begin EXCERPTED RECORDS

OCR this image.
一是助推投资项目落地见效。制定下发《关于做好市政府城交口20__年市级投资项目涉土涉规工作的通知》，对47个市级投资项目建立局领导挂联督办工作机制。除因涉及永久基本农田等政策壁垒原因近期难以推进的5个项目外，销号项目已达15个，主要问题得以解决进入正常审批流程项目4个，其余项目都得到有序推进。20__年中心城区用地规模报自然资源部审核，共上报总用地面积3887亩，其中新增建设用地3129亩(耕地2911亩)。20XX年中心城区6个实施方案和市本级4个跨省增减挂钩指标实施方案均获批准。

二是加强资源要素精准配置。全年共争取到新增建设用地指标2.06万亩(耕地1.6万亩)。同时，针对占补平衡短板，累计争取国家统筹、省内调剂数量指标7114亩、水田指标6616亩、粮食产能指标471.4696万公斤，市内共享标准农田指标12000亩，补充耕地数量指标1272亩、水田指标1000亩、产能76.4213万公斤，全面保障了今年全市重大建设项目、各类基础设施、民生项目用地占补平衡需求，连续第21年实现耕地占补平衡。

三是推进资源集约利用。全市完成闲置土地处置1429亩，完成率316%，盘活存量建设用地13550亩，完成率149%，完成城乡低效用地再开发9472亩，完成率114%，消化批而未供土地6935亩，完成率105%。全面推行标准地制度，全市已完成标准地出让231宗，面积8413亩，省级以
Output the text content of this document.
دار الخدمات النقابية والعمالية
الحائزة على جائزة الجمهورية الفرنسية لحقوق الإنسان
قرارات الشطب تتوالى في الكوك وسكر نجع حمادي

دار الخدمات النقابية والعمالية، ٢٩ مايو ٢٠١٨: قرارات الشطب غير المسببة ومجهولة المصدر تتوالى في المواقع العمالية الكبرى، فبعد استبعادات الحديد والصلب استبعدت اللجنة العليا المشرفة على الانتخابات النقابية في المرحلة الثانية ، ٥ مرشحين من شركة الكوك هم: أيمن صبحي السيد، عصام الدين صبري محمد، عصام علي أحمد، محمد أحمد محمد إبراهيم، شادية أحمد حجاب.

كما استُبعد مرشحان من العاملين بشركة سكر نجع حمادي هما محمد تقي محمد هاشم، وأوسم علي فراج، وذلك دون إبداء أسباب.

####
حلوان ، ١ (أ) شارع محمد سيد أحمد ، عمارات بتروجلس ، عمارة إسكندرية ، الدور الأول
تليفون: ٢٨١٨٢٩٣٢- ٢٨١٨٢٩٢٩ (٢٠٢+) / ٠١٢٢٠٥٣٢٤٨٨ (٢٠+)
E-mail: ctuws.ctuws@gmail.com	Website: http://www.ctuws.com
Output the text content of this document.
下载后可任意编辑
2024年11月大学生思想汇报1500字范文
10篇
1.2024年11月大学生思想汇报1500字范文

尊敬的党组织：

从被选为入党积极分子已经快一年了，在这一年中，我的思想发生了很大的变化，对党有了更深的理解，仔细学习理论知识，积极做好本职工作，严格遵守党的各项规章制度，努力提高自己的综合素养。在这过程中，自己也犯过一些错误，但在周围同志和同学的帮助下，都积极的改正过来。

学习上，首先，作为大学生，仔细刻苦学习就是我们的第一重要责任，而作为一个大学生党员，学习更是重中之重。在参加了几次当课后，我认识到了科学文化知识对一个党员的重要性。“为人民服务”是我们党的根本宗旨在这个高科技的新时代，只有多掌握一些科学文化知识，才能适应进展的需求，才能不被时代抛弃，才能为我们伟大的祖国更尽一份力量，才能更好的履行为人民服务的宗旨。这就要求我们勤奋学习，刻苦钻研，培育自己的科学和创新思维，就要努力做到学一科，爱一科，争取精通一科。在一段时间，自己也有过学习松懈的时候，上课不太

end EXCERPTED RECORDS

# [REQUIREMENTS]
Your task is to output all of the data above word for word.

# [TASK ANSWER]
OCR this image.
一是助推投资项目落地见效。制定下发《关于做好市政府城交口20__年市级投资项目涉土涉规工作的通知》，对47个市级投资项目建立局领导挂联督办工作机制。除因涉及永久基本农田等政策壁垒原因近期难以推进的5个项目外，销号项目已达15个，主要问题得以解决进入正常审批流程项目4个，其余项目都得到有序推进。20__年中心城区用地规模报自然资源部审核，共上报总用地面积3887亩，其中新增建设用地3129亩(耕地2911亩)。20XX年中心城区6个实施方案和市本级4个跨省增减挂钩指标实施方案均获批准。

二是加强资源要素精准配置。全年共争取到新增建设用地指标2.06万亩(耕地1.6万亩)。同时，针对占补平衡短板，累计争取国家统筹、省内调剂数量指标7114亩、水田指标6616亩、粮食产能指标471.4696万公斤，市内共享标准农田指标12000亩，补充耕地数量指标1272亩、水田指标1000亩、产能76.4213万公斤，全面保障了今年全市重大建设项目、各类基础设施、民生项目用地占补平衡需求，连续第21年实现耕地占补平衡。

三是推进资源集约利用。全市完成闲置土地处置1429亩，完成率316%，盘活存量建设用地13550亩，完成率149%，完成城乡低效用地再开发9472亩，完成率114%，消化批而未供土地6935亩，完成率105%。全面推行标准地制度，全市已完成标准地出让231宗，面积8413亩，省级以
Output the text content of this document.
دار الخدمات النقابية والعمالية
الحائزة على جائزة الجمهورية الفرنسية لحقوق الإنسان
قرارات الشطب تتوالى في الكوك وسكر نجع حمادي

دار الخدمات النقابية والعمالية، ٢٩ مايو ٢٠١٨: قرارات الشطب غير المسببة ومجهولة المصدر تتوالى في المواقع العمالية الكبرى، فبعد استبعادات الحديد والصلب استبعدت اللجنة العليا المشرفة على الانتخابات النقابية في المرحلة الثانية ، ٥ مرشحين من شركة الكوك هم: أيمن صبحي السيد، عصام الدين صبري محمد، عصام علي أحمد، محمد أحمد محمد إبراهيم، شادية أحمد حجاب.

كما استُبعد مرشحان من العاملين بشركة سكر نجع حمادي هما محمد تقي محمد هاشم، وأوسم علي فراج، وذلك دون إبداء أسباب.

####
حلوان ، ١ (أ) شارع محمد سيد أحمد ، عمارات بتروجلس ، عمارة إسكندرية ، الدور الأول
تليفون: ٢٨١٨٢٩٣٢- ٢٨١٨٢٩٢٩ (٢٠٢+) / ٠١٢٢٠٥٣٢٤٨٨ (٢٠+)
E-mail: ctuws.ctuws@gmail.com	Website: http://www.ctuws.com
Output the text content of this document.
下载后可任意编辑
2024年11月大学生思想汇报1500字范文
10篇
1.2024年11月大学生思想汇报1500字范文

尊敬的党组织：

从被选为入党积极分子已经快一年了，在这一年中，我的思想发生了很大的变化，对党有了更深的理解，仔细学习理论知识，积极做好本职工作，严格遵守党的各项规章制度，努力提高自己的综合素养。在这过程中，自己也犯过一些错误，但在周围同志和同学的帮助下，都积极的改正过来。

学习上，首先，作为大学生，仔细刻苦学习就是我们的第一重要责任，而作为一个大学生党员，学习更是重中之重。在参加了几次当课后，我认识到了科学文化知识对一个党员的重要性。“为人民服务”是我们党的根本宗旨在这个高科技的新时代，只有多掌握一些科学文化知识，才能适应进展的需求，才能不被时代抛弃，才能为我们伟大的祖国更尽一份力量，才能更好的履行为人民服务的宗旨。这就要求我们勤奋学习，刻苦钻研，培育自己的科学和创新思维，就要努力做到学一科，爱一科，争取精通一科。在一段时间，自己也有过学习松懈的时候，上课不太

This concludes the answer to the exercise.